Each entry below is to be printed verbatim.

Extracted records
-- START --
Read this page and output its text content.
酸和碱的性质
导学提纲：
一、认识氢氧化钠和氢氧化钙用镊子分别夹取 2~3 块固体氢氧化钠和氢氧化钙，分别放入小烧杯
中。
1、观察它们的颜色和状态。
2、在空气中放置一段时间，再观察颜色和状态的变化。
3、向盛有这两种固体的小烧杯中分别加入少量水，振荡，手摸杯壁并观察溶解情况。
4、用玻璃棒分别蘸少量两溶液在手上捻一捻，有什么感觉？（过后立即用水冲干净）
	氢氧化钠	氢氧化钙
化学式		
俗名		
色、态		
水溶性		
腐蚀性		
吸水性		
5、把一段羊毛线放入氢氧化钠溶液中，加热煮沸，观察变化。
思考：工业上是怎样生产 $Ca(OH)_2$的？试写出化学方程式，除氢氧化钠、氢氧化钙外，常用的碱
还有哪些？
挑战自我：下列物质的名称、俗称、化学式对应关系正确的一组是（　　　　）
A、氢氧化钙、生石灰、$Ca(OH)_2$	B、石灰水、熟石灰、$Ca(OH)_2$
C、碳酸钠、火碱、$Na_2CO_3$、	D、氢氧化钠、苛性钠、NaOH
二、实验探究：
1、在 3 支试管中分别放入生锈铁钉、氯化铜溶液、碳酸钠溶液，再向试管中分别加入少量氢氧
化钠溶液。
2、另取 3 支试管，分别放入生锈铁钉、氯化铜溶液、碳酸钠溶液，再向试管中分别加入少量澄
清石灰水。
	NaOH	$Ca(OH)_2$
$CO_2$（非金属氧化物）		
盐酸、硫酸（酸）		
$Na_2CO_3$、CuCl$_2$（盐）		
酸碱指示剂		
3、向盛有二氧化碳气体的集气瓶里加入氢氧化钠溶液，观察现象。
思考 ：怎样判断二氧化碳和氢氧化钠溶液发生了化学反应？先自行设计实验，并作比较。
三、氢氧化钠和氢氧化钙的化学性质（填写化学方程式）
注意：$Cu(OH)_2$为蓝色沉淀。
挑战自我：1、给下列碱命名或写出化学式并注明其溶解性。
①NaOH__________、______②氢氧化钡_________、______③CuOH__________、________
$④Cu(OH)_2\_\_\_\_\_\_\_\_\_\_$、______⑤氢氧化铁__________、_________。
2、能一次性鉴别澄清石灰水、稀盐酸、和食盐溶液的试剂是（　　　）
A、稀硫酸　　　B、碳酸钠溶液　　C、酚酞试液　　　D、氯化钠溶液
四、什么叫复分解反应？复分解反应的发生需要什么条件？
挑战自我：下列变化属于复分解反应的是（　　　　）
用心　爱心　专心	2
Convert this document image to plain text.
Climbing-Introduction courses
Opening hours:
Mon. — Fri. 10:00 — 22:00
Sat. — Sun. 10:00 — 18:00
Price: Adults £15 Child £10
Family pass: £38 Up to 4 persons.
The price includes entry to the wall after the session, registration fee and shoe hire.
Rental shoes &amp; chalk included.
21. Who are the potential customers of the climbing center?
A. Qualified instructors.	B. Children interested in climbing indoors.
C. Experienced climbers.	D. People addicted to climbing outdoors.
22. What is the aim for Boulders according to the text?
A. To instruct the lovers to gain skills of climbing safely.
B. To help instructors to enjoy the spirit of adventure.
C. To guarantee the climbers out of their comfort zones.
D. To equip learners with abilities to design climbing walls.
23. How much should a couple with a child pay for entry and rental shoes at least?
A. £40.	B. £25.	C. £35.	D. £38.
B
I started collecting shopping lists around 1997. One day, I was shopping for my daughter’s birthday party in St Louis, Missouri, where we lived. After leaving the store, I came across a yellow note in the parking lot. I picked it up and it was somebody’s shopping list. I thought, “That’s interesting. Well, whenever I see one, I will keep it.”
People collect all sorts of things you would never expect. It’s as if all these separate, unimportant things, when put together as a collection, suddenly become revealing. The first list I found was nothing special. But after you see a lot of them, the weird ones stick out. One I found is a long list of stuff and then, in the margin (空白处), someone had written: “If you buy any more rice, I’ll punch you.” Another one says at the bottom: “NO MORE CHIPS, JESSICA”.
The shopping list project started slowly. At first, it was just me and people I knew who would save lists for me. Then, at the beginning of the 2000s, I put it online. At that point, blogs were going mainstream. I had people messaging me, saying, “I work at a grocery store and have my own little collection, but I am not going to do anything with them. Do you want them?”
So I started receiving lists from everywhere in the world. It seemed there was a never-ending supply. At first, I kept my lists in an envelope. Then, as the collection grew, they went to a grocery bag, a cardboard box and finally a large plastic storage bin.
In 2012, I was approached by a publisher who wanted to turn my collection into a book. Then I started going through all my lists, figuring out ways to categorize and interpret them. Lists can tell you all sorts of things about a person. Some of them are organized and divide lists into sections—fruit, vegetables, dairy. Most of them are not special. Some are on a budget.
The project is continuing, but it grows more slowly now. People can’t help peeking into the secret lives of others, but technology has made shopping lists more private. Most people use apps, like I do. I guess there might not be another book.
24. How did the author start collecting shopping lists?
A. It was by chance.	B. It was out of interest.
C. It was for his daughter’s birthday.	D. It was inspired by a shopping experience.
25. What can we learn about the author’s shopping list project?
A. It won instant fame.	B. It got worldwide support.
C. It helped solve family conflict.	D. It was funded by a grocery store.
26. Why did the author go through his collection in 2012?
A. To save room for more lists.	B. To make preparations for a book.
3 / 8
-- END --
**Solution**
Read this page and output its text content.
酸和碱的性质
导学提纲：
一、认识氢氧化钠和氢氧化钙用镊子分别夹取 2~3 块固体氢氧化钠和氢氧化钙，分别放入小烧杯
中。
1、观察它们的颜色和状态。
2、在空气中放置一段时间，再观察颜色和状态的变化。
3、向盛有这两种固体的小烧杯中分别加入少量水，振荡，手摸杯壁并观察溶解情况。
4、用玻璃棒分别蘸少量两溶液在手上捻一捻，有什么感觉？（过后立即用水冲干净）
	氢氧化钠	氢氧化钙
化学式		
俗名		
色、态		
水溶性		
腐蚀性		
吸水性		
5、把一段羊毛线放入氢氧化钠溶液中，加热煮沸，观察变化。
思考：工业上是怎样生产 $Ca(OH)_2$的？试写出化学方程式，除氢氧化钠、氢氧化钙外，常用的碱
还有哪些？
挑战自我：下列物质的名称、俗称、化学式对应关系正确的一组是（　　　　）
A、氢氧化钙、生石灰、$Ca(OH)_2$	B、石灰水、熟石灰、$Ca(OH)_2$
C、碳酸钠、火碱、$Na_2CO_3$、	D、氢氧化钠、苛性钠、NaOH
二、实验探究：
1、在 3 支试管中分别放入生锈铁钉、氯化铜溶液、碳酸钠溶液，再向试管中分别加入少量氢氧
化钠溶液。
2、另取 3 支试管，分别放入生锈铁钉、氯化铜溶液、碳酸钠溶液，再向试管中分别加入少量澄
清石灰水。
	NaOH	$Ca(OH)_2$
$CO_2$（非金属氧化物）		
盐酸、硫酸（酸）		
$Na_2CO_3$、CuCl$_2$（盐）		
酸碱指示剂		
3、向盛有二氧化碳气体的集气瓶里加入氢氧化钠溶液，观察现象。
思考 ：怎样判断二氧化碳和氢氧化钠溶液发生了化学反应？先自行设计实验，并作比较。
三、氢氧化钠和氢氧化钙的化学性质（填写化学方程式）
注意：$Cu(OH)_2$为蓝色沉淀。
挑战自我：1、给下列碱命名或写出化学式并注明其溶解性。
①NaOH__________、______②氢氧化钡_________、______③CuOH__________、________
$④Cu(OH)_2\_\_\_\_\_\_\_\_\_\_$、______⑤氢氧化铁__________、_________。
2、能一次性鉴别澄清石灰水、稀盐酸、和食盐溶液的试剂是（　　　）
A、稀硫酸　　　B、碳酸钠溶液　　C、酚酞试液　　　D、氯化钠溶液
四、什么叫复分解反应？复分解反应的发生需要什么条件？
挑战自我：下列变化属于复分解反应的是（　　　　）
用心　爱心　专心	2
Convert this document image to plain text.
Climbing-Introduction courses
Opening hours:
Mon. — Fri. 10:00 — 22:00
Sat. — Sun. 10:00 — 18:00
Price: Adults £15 Child £10
Family pass: £38 Up to 4 persons.
The price includes entry to the wall after the session, registration fee and shoe hire.
Rental shoes &amp; chalk included.
21. Who are the potential customers of the climbing center?
A. Qualified instructors.	B. Children interested in climbing indoors.
C. Experienced climbers.	D. People addicted to climbing outdoors.
22. What is the aim for Boulders according to the text?
A. To instruct the lovers to gain skills of climbing safely.
B. To help instructors to enjoy the spirit of adventure.
C. To guarantee the climbers out of their comfort zones.
D. To equip learners with abilities to design climbing walls.
23. How much should a couple with a child pay for entry and rental shoes at least?
A. £40.	B. £25.	C. £35.	D. £38.
B
I started collecting shopping lists around 1997. One day, I was shopping for my daughter’s birthday party in St Louis, Missouri, where we lived. After leaving the store, I came across a yellow note in the parking lot. I picked it up and it was somebody’s shopping list. I thought, “That’s interesting. Well, whenever I see one, I will keep it.”
People collect all sorts of things you would never expect. It’s as if all these separate, unimportant things, when put together as a collection, suddenly become revealing. The first list I found was nothing special. But after you see a lot of them, the weird ones stick out. One I found is a long list of stuff and then, in the margin (空白处), someone had written: “If you buy any more rice, I’ll punch you.” Another one says at the bottom: “NO MORE CHIPS, JESSICA”.
The shopping list project started slowly. At first, it was just me and people I knew who would save lists for me. Then, at the beginning of the 2000s, I put it online. At that point, blogs were going mainstream. I had people messaging me, saying, “I work at a grocery store and have my own little collection, but I am not going to do anything with them. Do you want them?”
So I started receiving lists from everywhere in the world. It seemed there was a never-ending supply. At first, I kept my lists in an envelope. Then, as the collection grew, they went to a grocery bag, a cardboard box and finally a large plastic storage bin.
In 2012, I was approached by a publisher who wanted to turn my collection into a book. Then I started going through all my lists, figuring out ways to categorize and interpret them. Lists can tell you all sorts of things about a person. Some of them are organized and divide lists into sections—fruit, vegetables, dairy. Most of them are not special. Some are on a budget.
The project is continuing, but it grows more slowly now. People can’t help peeking into the secret lives of others, but technology has made shopping lists more private. Most people use apps, like I do. I guess there might not be another book.
24. How did the author start collecting shopping lists?
A. It was by chance.	B. It was out of interest.
C. It was for his daughter’s birthday.	D. It was inspired by a shopping experience.
25. What can we learn about the author’s shopping list project?
A. It won instant fame.	B. It got worldwide support.
C. It helped solve family conflict.	D. It was funded by a grocery store.
26. Why did the author go through his collection in 2012?
A. To save room for more lists.	B. To make preparations for a book.
3 / 8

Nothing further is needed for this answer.